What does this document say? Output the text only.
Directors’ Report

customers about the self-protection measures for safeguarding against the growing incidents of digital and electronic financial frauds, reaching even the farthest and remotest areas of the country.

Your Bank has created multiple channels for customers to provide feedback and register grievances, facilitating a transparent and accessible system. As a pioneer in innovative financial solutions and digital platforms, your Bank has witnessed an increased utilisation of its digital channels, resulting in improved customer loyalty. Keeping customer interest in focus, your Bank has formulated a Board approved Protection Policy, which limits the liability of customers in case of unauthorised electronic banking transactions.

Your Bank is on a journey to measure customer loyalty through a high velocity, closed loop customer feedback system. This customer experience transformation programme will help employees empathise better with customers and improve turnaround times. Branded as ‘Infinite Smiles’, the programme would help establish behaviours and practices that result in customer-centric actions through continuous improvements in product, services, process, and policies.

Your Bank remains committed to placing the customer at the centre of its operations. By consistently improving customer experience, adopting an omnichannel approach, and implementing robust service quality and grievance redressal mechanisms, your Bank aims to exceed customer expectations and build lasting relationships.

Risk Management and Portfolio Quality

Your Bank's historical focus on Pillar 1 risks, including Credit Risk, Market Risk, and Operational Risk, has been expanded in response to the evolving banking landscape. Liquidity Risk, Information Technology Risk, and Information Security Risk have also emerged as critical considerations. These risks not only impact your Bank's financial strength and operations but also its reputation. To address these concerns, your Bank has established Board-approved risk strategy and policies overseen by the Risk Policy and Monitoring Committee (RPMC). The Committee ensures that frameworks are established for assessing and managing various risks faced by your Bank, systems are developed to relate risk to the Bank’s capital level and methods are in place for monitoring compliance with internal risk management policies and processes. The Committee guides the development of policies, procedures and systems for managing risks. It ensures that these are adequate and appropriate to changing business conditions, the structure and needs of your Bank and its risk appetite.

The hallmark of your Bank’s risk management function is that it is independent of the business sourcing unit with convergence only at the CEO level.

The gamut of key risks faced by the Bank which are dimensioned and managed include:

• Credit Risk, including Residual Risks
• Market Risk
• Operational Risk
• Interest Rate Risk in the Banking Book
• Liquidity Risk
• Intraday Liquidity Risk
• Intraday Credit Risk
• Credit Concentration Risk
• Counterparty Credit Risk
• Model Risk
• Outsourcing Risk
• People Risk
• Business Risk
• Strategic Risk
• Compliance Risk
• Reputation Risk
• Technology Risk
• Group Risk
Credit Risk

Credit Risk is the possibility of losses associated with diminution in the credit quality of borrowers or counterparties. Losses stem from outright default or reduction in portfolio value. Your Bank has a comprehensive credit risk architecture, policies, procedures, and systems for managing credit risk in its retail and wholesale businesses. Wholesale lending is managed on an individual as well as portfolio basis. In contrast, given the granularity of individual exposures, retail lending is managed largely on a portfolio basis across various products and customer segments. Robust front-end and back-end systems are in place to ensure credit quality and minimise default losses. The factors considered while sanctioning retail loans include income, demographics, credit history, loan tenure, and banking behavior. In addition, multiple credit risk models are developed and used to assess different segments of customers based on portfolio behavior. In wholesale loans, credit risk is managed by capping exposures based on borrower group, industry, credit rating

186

## CHALLENGE
Scan the data above and copy every line with "Intraday" in it.

## FULL ANSWER
• Intraday Liquidity Risk
• Intraday Credit Risk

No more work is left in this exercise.